▸ Entries from a dataset
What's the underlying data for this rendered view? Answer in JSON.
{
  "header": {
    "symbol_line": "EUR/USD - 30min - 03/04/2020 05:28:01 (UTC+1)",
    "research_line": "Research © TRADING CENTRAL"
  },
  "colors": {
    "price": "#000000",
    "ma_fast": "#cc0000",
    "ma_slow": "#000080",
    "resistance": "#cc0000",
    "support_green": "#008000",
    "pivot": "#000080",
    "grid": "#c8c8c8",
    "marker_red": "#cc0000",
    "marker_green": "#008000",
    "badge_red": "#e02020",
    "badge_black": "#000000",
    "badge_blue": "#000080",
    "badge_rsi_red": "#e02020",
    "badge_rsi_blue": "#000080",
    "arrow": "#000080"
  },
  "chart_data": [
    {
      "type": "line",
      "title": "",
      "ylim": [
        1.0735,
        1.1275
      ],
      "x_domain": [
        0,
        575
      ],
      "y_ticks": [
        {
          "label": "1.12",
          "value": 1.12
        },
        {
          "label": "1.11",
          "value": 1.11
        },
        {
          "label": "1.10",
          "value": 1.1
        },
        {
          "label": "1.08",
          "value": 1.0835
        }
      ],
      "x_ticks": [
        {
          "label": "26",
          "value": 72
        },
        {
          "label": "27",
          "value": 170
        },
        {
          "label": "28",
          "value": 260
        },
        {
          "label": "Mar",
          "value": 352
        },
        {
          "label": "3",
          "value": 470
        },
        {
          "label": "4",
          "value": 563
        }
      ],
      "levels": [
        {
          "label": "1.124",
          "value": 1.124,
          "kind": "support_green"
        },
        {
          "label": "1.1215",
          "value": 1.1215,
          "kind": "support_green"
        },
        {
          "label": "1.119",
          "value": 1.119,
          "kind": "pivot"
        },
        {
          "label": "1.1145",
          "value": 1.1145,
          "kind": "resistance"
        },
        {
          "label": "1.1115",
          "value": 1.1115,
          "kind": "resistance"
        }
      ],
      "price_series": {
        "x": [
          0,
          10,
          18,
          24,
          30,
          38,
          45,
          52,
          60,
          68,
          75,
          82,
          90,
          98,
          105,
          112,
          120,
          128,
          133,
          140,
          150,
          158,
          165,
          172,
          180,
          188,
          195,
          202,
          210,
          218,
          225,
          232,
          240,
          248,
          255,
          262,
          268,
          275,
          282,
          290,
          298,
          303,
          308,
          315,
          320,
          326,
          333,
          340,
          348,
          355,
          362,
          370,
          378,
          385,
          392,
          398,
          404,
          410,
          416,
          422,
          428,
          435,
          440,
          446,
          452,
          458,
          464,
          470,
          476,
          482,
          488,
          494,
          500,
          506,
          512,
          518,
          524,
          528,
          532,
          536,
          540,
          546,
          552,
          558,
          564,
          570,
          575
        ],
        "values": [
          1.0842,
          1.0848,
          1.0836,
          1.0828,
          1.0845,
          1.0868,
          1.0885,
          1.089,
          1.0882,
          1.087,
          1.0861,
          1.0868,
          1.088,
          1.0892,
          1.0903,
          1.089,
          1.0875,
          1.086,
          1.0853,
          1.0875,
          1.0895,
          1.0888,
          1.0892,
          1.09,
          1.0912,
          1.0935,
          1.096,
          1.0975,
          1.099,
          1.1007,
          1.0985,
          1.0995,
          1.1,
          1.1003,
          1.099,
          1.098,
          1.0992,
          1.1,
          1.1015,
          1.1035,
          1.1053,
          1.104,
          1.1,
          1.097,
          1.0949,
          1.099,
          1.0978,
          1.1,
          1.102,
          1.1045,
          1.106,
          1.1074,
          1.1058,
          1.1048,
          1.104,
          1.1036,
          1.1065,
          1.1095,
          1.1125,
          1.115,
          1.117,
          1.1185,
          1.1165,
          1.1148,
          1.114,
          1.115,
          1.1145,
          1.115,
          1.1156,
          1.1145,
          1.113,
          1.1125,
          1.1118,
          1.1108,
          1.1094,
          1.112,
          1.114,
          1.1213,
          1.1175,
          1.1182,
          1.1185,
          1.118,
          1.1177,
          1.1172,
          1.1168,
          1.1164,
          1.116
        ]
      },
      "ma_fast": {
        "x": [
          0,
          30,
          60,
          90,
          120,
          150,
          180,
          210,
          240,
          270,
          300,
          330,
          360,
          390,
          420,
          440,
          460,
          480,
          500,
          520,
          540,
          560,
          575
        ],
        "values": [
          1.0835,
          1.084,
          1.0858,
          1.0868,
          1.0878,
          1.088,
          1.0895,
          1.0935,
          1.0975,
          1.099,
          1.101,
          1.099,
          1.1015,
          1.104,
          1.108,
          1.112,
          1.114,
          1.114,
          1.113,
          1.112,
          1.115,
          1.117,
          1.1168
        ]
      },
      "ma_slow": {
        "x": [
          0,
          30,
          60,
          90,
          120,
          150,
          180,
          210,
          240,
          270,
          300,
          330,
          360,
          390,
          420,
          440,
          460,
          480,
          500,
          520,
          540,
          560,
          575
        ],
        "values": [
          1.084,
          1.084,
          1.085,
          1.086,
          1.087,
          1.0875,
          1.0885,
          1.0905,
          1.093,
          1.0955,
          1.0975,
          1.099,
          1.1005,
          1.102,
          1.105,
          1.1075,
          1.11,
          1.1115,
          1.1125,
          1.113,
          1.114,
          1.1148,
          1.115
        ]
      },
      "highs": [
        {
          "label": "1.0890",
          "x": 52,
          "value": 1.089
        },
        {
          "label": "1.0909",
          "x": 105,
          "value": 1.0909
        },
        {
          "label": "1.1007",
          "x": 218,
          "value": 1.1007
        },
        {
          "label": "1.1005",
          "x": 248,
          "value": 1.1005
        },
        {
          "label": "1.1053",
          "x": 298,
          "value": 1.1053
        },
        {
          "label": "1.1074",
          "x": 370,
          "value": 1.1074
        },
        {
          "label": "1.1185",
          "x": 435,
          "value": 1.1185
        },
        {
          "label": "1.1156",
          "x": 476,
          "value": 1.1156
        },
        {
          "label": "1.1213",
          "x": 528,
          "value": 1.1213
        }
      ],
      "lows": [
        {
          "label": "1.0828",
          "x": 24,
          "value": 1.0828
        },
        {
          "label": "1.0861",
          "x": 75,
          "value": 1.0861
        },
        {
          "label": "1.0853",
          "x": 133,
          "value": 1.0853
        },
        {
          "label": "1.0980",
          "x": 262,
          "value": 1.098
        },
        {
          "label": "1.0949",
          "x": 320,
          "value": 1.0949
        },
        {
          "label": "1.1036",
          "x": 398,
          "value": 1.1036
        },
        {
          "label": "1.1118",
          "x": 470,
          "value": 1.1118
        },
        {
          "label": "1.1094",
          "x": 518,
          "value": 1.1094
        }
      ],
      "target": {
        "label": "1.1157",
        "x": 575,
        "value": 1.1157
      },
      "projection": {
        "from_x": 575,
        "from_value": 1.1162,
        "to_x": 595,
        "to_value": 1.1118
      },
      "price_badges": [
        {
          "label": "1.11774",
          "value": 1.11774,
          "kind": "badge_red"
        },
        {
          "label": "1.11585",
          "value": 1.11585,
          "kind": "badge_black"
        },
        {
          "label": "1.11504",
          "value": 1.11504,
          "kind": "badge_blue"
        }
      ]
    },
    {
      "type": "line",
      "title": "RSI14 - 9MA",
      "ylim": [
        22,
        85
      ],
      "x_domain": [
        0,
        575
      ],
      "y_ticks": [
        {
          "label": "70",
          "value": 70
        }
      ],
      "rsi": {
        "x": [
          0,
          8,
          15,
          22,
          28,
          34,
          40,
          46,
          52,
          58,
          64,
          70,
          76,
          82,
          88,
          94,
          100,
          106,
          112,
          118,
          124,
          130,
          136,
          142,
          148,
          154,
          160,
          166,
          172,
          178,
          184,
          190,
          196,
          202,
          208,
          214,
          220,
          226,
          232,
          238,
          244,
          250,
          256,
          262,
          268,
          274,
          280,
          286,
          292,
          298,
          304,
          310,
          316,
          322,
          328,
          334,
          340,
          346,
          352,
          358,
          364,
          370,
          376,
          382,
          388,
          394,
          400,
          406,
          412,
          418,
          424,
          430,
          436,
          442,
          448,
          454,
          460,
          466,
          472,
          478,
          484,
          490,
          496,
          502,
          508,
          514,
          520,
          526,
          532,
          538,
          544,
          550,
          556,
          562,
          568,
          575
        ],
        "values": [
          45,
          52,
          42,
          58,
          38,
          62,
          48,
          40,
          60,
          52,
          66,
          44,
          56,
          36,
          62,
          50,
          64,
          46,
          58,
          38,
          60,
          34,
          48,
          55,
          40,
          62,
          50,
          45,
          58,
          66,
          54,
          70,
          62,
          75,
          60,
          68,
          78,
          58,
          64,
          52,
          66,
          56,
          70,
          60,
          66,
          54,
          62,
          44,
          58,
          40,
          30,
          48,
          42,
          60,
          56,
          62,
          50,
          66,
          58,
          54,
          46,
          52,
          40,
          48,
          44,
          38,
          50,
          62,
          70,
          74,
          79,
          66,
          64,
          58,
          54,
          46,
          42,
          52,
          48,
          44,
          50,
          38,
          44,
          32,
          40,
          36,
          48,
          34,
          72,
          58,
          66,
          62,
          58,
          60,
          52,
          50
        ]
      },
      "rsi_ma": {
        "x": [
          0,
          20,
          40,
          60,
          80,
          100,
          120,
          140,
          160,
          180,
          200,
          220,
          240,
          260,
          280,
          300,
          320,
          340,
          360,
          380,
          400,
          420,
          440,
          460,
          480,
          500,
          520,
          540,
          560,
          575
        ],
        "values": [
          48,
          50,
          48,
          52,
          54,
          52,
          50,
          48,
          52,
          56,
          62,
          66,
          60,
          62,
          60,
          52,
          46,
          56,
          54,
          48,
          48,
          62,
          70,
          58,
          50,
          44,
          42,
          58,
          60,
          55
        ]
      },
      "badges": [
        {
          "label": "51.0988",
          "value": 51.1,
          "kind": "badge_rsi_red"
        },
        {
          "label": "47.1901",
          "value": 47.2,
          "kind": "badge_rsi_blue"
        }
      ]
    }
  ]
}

▸ GOAL
Only a number is wanted: how many lines of the material above hold "kind"?

▸ RESULT FOR THIS EXERCISE
10